Could you copy exactly the lines from the one containing "Convert this screenshot" through the last line of the records below, leaving out any pictures?

** Start **

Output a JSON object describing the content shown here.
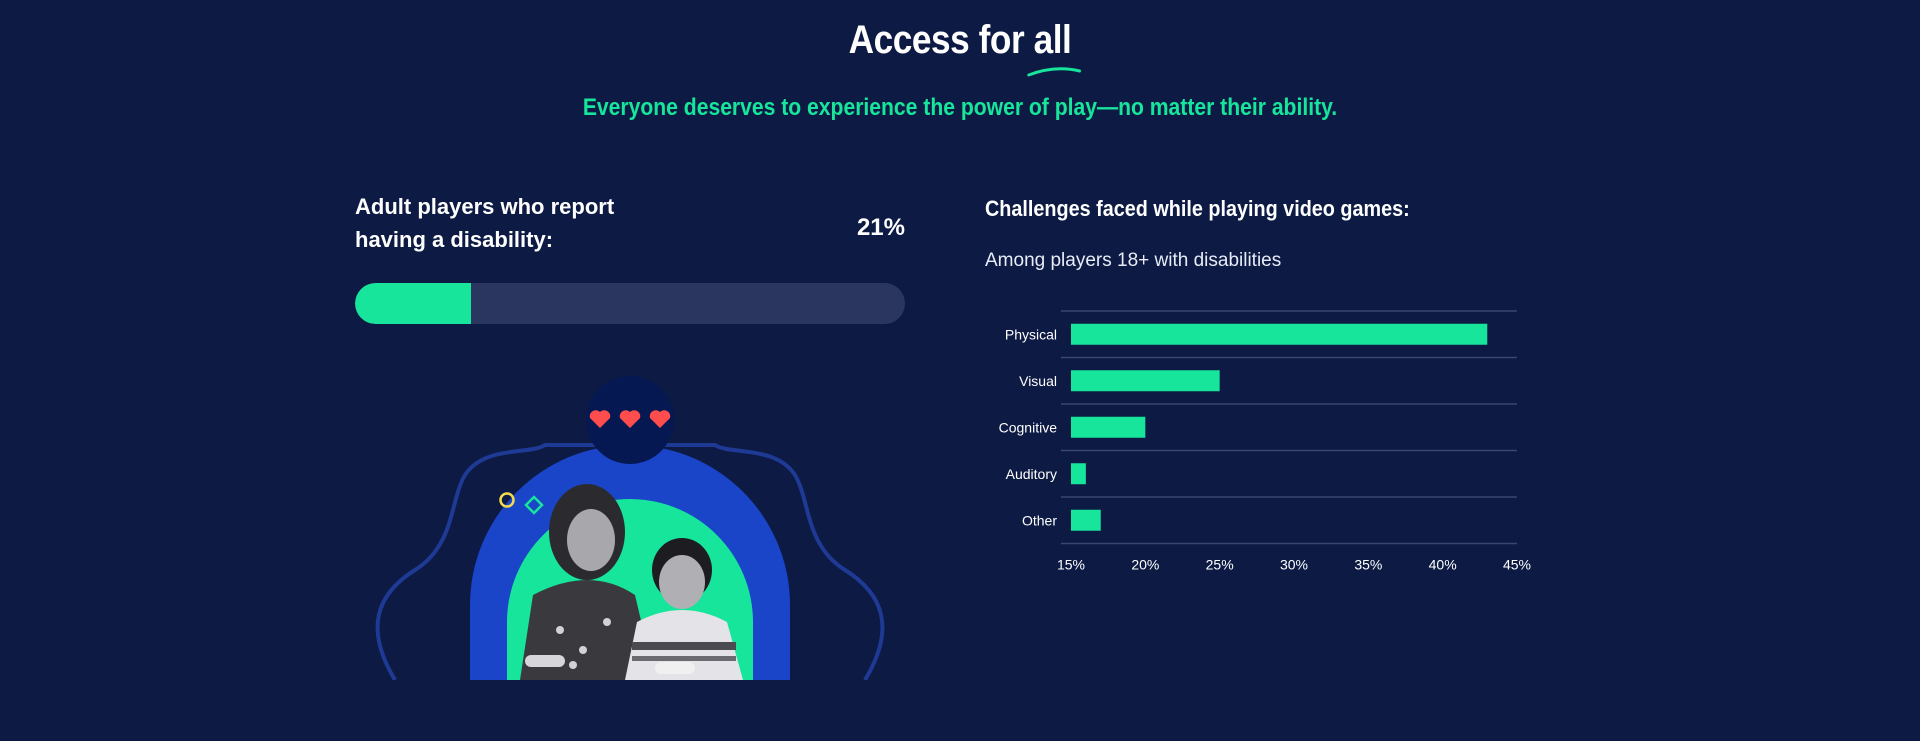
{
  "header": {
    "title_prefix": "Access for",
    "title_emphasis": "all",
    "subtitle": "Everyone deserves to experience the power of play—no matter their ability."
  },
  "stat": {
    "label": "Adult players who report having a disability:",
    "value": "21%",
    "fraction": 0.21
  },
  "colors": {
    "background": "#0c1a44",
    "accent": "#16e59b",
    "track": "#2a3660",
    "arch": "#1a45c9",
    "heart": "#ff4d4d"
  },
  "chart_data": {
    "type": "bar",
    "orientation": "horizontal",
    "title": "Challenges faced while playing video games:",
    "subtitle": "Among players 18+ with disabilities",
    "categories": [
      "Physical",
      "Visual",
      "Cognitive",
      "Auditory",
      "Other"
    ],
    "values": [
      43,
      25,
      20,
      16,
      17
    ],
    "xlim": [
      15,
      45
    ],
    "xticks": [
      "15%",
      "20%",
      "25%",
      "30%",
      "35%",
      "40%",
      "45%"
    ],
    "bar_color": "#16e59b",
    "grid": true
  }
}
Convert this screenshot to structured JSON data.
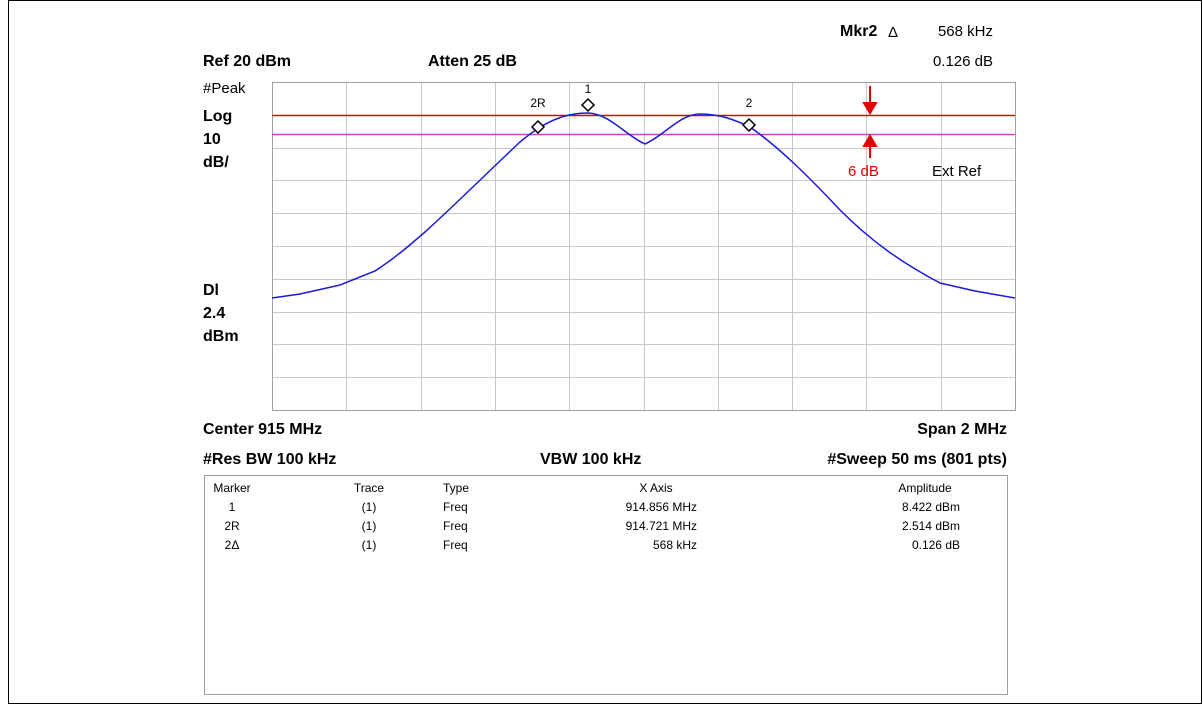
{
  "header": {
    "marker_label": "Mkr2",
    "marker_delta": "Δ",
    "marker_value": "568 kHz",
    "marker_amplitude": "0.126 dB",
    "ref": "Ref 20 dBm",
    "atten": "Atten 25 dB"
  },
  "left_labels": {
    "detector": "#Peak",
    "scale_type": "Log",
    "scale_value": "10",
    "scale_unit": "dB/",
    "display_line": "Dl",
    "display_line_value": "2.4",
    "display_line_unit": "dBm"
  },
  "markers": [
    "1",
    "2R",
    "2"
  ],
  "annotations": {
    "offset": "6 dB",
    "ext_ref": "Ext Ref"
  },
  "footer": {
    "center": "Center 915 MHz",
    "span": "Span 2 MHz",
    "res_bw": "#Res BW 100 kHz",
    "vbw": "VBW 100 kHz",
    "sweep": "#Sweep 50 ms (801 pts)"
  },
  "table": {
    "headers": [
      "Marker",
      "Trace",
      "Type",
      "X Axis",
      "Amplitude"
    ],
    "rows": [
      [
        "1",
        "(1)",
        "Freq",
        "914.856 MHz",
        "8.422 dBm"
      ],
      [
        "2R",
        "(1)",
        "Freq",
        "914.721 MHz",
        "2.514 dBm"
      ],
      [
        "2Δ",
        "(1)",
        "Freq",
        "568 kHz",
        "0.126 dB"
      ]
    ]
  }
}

** End **

_Response for this exercise_
Convert this screenshot to structured JSON data.
{
  "header": {
    "marker_label": "Mkr2",
    "marker_delta": "Δ",
    "marker_value": "568 kHz",
    "marker_amplitude": "0.126 dB",
    "ref": "Ref 20 dBm",
    "atten": "Atten 25 dB"
  },
  "left_labels": {
    "detector": "#Peak",
    "scale_type": "Log",
    "scale_value": "10",
    "scale_unit": "dB/",
    "display_line": "Dl",
    "display_line_value": "2.4",
    "display_line_unit": "dBm"
  },
  "markers": [
    "1",
    "2R",
    "2"
  ],
  "annotations": {
    "offset": "6 dB",
    "ext_ref": "Ext Ref"
  },
  "footer": {
    "center": "Center 915 MHz",
    "span": "Span 2 MHz",
    "res_bw": "#Res BW 100 kHz",
    "vbw": "VBW 100 kHz",
    "sweep": "#Sweep 50 ms (801 pts)"
  },
  "table": {
    "headers": [
      "Marker",
      "Trace",
      "Type",
      "X Axis",
      "Amplitude"
    ],
    "rows": [
      [
        "1",
        "(1)",
        "Freq",
        "914.856 MHz",
        "8.422 dBm"
      ],
      [
        "2R",
        "(1)",
        "Freq",
        "914.721 MHz",
        "2.514 dBm"
      ],
      [
        "2Δ",
        "(1)",
        "Freq",
        "568 kHz",
        "0.126 dB"
      ]
    ]
  }
}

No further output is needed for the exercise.